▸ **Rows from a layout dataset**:
□ □ □ □ □ □ □

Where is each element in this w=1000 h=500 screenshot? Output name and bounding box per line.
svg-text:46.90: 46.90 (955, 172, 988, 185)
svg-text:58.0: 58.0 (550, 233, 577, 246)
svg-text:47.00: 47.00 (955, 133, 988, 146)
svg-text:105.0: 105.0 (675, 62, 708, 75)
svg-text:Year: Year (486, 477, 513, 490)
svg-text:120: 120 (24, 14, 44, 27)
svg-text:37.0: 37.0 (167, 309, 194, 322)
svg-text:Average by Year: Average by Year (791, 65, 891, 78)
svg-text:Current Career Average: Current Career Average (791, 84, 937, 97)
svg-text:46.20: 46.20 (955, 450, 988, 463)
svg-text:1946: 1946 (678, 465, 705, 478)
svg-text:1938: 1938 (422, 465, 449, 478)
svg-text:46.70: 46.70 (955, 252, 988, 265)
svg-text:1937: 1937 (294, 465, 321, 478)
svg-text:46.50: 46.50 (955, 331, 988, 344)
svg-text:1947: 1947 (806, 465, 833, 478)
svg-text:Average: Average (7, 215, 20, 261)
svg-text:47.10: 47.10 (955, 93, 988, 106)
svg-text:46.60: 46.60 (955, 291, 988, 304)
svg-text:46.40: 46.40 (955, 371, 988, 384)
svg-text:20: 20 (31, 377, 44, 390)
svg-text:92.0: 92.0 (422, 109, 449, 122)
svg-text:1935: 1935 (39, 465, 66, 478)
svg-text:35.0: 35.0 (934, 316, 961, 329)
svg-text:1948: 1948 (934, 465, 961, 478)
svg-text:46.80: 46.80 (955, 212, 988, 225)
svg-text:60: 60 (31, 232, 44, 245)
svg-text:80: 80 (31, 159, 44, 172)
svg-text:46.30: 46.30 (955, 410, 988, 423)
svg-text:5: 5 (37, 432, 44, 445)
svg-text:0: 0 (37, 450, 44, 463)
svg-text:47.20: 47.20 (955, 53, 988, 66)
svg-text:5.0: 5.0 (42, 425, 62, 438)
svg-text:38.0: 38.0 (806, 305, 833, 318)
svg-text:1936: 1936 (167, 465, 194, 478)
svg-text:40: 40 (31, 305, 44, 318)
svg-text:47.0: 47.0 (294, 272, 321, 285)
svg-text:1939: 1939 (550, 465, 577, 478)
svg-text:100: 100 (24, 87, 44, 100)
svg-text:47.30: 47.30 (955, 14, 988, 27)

□ □ □ □ □ □ □

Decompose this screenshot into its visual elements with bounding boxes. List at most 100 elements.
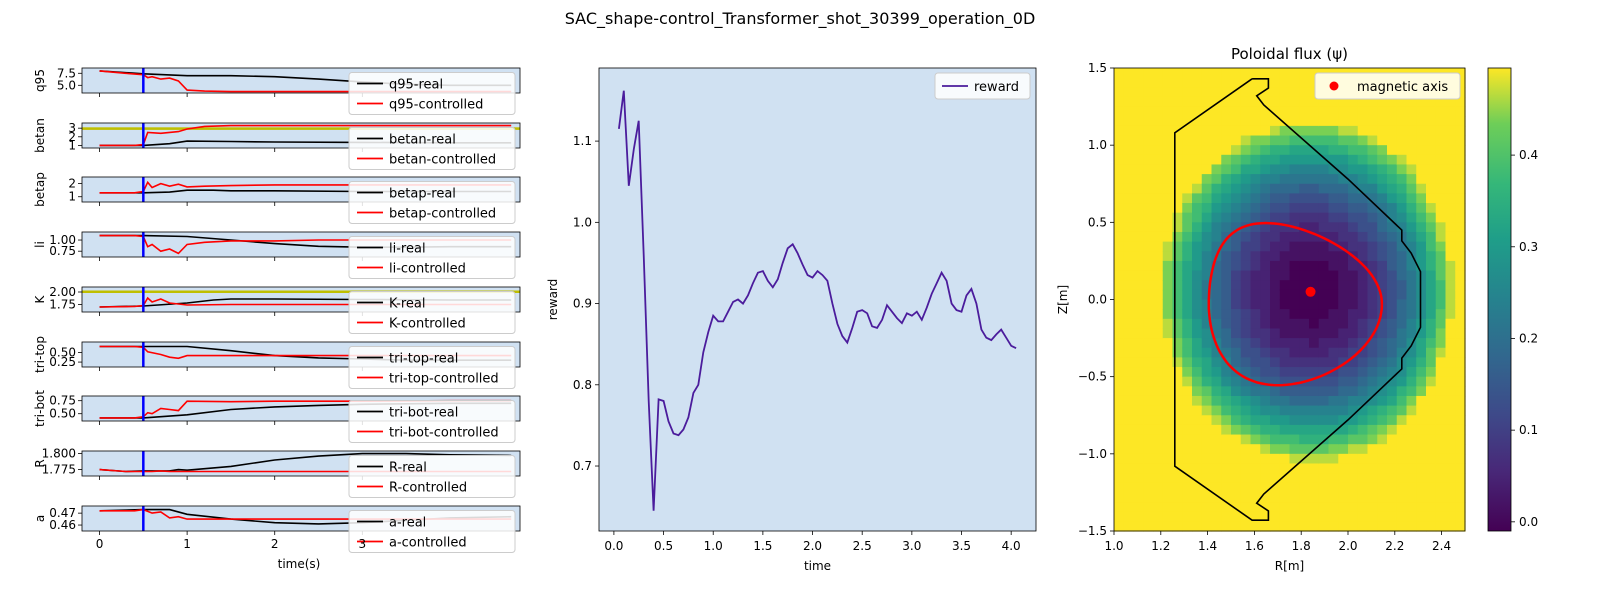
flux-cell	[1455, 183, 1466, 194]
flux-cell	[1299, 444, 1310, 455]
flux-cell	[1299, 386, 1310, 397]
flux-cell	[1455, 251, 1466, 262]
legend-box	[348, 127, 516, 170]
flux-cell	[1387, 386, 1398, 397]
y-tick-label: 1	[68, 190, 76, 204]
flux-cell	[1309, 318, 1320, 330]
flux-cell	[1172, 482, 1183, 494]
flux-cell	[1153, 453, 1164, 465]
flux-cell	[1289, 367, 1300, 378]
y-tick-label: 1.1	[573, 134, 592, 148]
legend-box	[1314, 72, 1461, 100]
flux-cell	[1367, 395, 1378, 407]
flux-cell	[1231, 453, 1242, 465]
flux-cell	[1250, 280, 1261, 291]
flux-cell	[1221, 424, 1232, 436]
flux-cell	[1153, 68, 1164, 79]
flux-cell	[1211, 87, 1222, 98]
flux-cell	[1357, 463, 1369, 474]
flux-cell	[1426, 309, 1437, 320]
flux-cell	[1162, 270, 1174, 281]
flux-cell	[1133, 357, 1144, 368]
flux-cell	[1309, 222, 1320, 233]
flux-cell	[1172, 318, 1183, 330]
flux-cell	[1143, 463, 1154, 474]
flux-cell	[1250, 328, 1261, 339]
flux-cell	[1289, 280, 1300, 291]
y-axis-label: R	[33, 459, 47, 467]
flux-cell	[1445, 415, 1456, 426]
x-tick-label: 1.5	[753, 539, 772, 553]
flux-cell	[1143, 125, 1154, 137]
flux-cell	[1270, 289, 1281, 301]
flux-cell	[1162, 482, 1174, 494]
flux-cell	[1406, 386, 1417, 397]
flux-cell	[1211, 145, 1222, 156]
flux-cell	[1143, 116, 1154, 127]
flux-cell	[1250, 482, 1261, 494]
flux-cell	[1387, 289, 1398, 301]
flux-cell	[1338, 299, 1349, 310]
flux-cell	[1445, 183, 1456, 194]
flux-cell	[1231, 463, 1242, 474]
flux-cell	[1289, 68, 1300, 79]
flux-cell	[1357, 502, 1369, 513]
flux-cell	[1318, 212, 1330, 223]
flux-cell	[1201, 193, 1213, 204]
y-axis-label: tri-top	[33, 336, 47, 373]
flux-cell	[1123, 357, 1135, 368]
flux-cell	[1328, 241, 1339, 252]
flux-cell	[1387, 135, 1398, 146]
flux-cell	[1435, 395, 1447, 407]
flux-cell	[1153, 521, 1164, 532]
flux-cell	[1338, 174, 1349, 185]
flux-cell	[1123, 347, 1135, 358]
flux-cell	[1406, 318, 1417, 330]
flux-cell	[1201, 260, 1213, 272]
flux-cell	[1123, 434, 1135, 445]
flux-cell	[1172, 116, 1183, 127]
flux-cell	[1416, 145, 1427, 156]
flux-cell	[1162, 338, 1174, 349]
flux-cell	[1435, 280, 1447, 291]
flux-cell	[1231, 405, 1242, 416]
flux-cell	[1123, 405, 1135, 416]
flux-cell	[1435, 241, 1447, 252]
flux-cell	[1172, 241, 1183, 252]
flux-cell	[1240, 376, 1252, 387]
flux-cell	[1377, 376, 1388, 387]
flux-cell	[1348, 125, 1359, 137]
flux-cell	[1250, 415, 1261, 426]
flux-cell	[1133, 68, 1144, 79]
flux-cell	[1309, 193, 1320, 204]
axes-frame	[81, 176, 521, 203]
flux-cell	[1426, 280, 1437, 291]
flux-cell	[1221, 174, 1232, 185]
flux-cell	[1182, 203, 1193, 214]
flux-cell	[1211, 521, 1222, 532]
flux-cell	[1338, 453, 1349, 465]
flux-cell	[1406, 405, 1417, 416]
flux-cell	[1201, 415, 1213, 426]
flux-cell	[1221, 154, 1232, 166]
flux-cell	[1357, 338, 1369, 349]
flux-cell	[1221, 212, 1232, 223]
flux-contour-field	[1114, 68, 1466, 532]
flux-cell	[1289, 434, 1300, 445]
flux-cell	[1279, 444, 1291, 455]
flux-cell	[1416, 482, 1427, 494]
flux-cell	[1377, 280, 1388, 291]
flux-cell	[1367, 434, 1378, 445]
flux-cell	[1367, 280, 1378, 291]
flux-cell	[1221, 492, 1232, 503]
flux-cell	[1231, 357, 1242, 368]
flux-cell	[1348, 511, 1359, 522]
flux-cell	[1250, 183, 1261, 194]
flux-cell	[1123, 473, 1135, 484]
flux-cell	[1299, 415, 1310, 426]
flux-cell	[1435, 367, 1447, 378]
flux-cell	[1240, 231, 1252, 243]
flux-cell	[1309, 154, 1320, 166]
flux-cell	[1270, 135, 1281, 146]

□ □ □ □ □ □ □

▸ **What to produce**: Reproduce word for word the lines from the one containing "Where is each" to the one containing "svg-text:47.10: 47.10 (955, 93, 988, 106)", including both of those lines.

▸ **The completed task**:
Where is each element in this w=1000 h=500 screenshot? Output name and bounding box per line.
svg-text:46.90: 46.90 (955, 172, 988, 185)
svg-text:58.0: 58.0 (550, 233, 577, 246)
svg-text:47.00: 47.00 (955, 133, 988, 146)
svg-text:105.0: 105.0 (675, 62, 708, 75)
svg-text:Year: Year (486, 477, 513, 490)
svg-text:120: 120 (24, 14, 44, 27)
svg-text:37.0: 37.0 (167, 309, 194, 322)
svg-text:Average by Year: Average by Year (791, 65, 891, 78)
svg-text:Current Career Average: Current Career Average (791, 84, 937, 97)
svg-text:46.20: 46.20 (955, 450, 988, 463)
svg-text:1946: 1946 (678, 465, 705, 478)
svg-text:1938: 1938 (422, 465, 449, 478)
svg-text:46.70: 46.70 (955, 252, 988, 265)
svg-text:1937: 1937 (294, 465, 321, 478)
svg-text:46.50: 46.50 (955, 331, 988, 344)
svg-text:1947: 1947 (806, 465, 833, 478)
svg-text:Average: Average (7, 215, 20, 261)
svg-text:47.10: 47.10 (955, 93, 988, 106)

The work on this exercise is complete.